GOAL OF THE EXERCISE: Determine how many lines include "name". Give the number and nothing else.

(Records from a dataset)
[Begin]
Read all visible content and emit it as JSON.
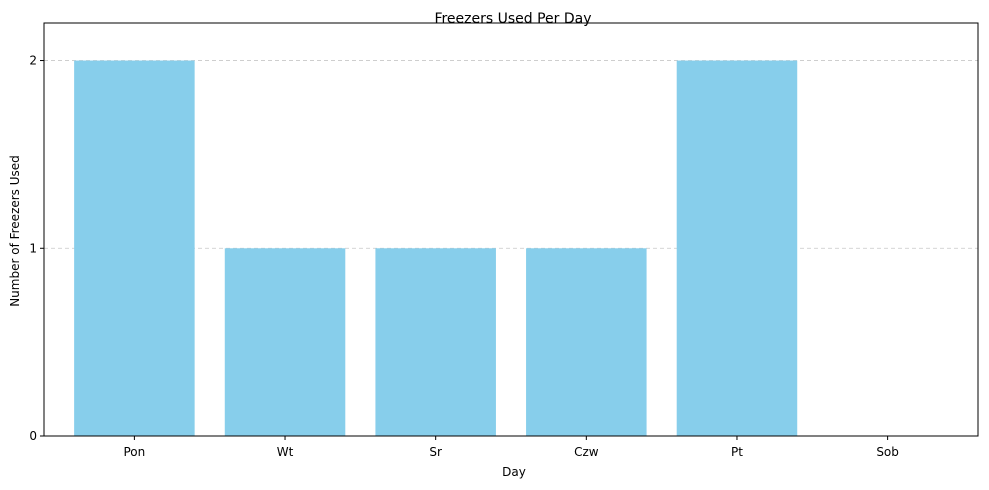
{
  "chart_data": {
    "type": "bar",
    "title": "Freezers Used Per Day",
    "xlabel": "Day",
    "ylabel": "Number of Freezers Used",
    "categories": [
      "Pon",
      "Wt",
      "Sr",
      "Czw",
      "Pt",
      "Sob"
    ],
    "values": [
      2,
      1,
      1,
      1,
      2,
      0
    ],
    "ylim": [
      0,
      2.2
    ],
    "yticks": [
      0,
      1,
      2
    ],
    "grid": "y-dashed",
    "colors": {
      "bar": "#87ceeb",
      "grid": "#c8c8c8"
    }
  }
}
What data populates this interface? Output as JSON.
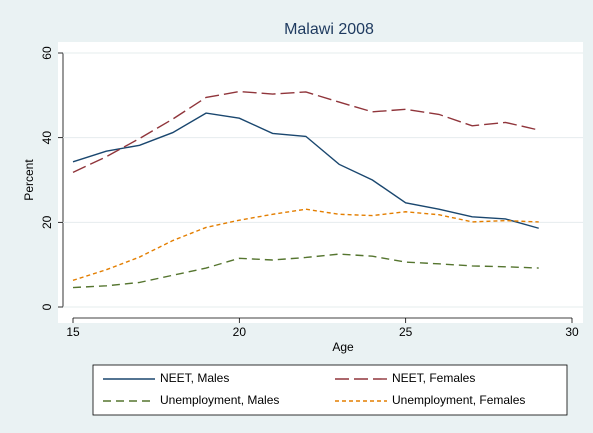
{
  "chart_data": {
    "type": "line",
    "title": "Malawi 2008",
    "x_label": "Age",
    "y_label": "Percent",
    "x": [
      15,
      16,
      17,
      18,
      19,
      20,
      21,
      22,
      23,
      24,
      25,
      26,
      27,
      28,
      29
    ],
    "series": [
      {
        "name": "NEET, Males",
        "color": "#1a476f",
        "dash": "solid",
        "values": [
          34.3,
          36.8,
          38.2,
          41.2,
          45.8,
          44.6,
          41,
          40.3,
          33.7,
          30,
          24.6,
          23.1,
          21.3,
          20.8,
          18.6
        ]
      },
      {
        "name": "NEET, Females",
        "color": "#90353b",
        "dash": "long-dash",
        "values": [
          31.8,
          35.5,
          39.8,
          44.4,
          49.5,
          50.9,
          50.3,
          50.8,
          48.4,
          46.1,
          46.7,
          45.5,
          42.8,
          43.6,
          41.8
        ]
      },
      {
        "name": "Unemployment, Males",
        "color": "#55752f",
        "dash": "dash",
        "values": [
          4.6,
          5,
          5.8,
          7.5,
          9.2,
          11.5,
          11.1,
          11.7,
          12.5,
          12,
          10.6,
          10.2,
          9.7,
          9.5,
          9.2
        ]
      },
      {
        "name": "Unemployment, Females",
        "color": "#e37e00",
        "dash": "short-dash",
        "values": [
          6.3,
          8.8,
          11.8,
          15.7,
          18.8,
          20.5,
          21.9,
          23.1,
          21.9,
          21.6,
          22.5,
          21.8,
          20.1,
          20.4,
          20.1
        ]
      }
    ],
    "xlim": [
      15,
      30
    ],
    "xticks": [
      15,
      20,
      25,
      30
    ],
    "ylim": [
      0,
      60
    ],
    "yticks": [
      0,
      20,
      40,
      60
    ],
    "grid": true,
    "legend": "bottom"
  }
}
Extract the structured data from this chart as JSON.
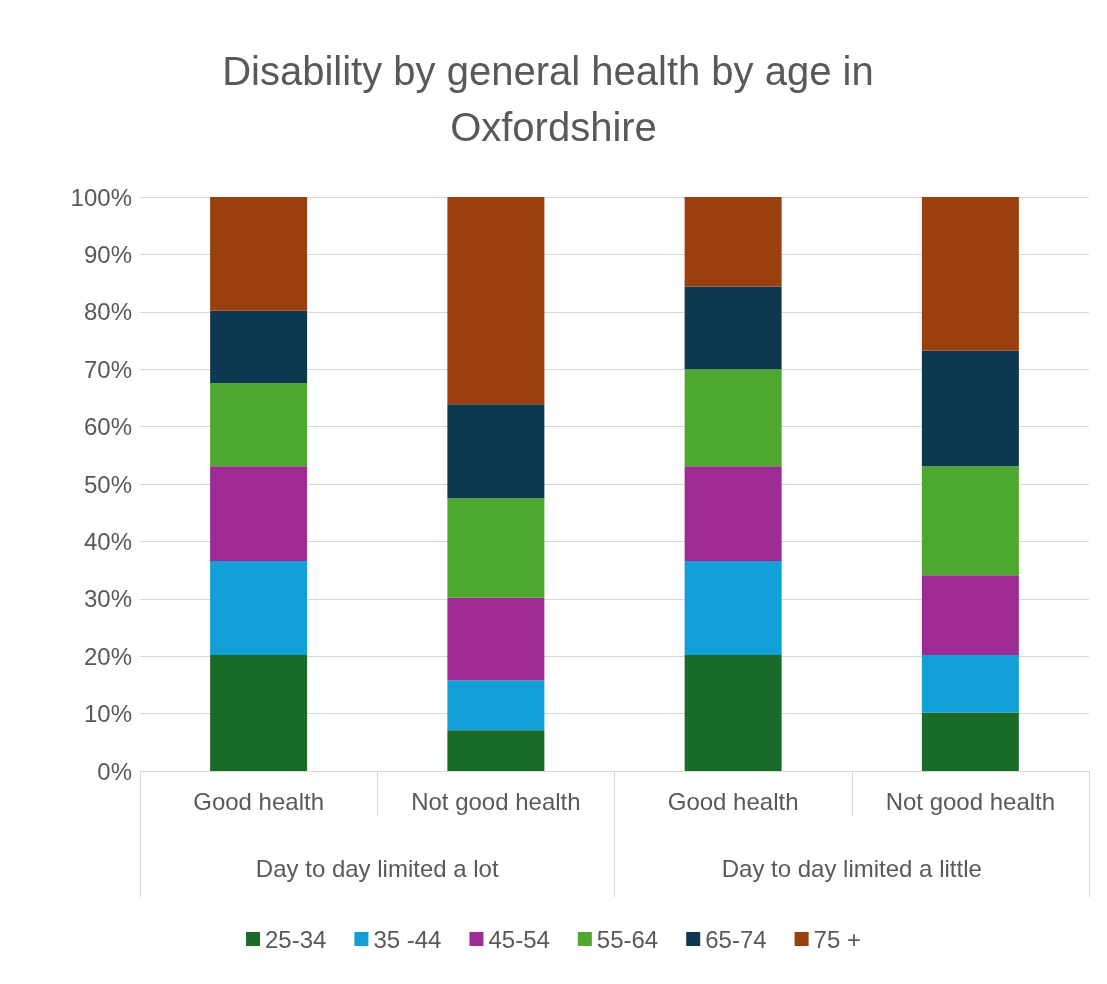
{
  "chart_data": {
    "type": "bar",
    "title": "Disability by general health by age in Oxfordshire",
    "stacked": true,
    "categories": [
      "Good health",
      "Not good health",
      "Good health",
      "Not good health"
    ],
    "annotations": [
      "Day to day limited a lot",
      "Day to day limited a little"
    ],
    "series": [
      {
        "name": "25-34",
        "color": "#1a6b27",
        "values": [
          20.2,
          7.1,
          20.2,
          10.2
        ]
      },
      {
        "name": "35 -44",
        "color": "#119fd6",
        "values": [
          16.4,
          8.7,
          16.4,
          10.0
        ]
      },
      {
        "name": "45-54",
        "color": "#9d2b93",
        "values": [
          16.5,
          14.4,
          16.5,
          13.9
        ]
      },
      {
        "name": "55-64",
        "color": "#4ea72e",
        "values": [
          14.5,
          17.3,
          16.9,
          19.0
        ]
      },
      {
        "name": "65-74",
        "color": "#0e384f",
        "values": [
          12.6,
          16.4,
          14.4,
          20.1
        ]
      },
      {
        "name": "75 +",
        "color": "#9a3f0e",
        "values": [
          19.8,
          36.1,
          15.6,
          26.8
        ]
      }
    ],
    "ylim": [
      0,
      100
    ],
    "yticks": [
      {
        "value": 0,
        "label": "0%"
      },
      {
        "value": 10,
        "label": "10%"
      },
      {
        "value": 20,
        "label": "20%"
      },
      {
        "value": 30,
        "label": "30%"
      },
      {
        "value": 40,
        "label": "40%"
      },
      {
        "value": 50,
        "label": "50%"
      },
      {
        "value": 60,
        "label": "60%"
      },
      {
        "value": 70,
        "label": "70%"
      },
      {
        "value": 80,
        "label": "80%"
      },
      {
        "value": 90,
        "label": "90%"
      },
      {
        "value": 100,
        "label": "100%"
      }
    ],
    "grid": "y",
    "legend": "bottom"
  }
}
[End]
FULL ANSWER: 10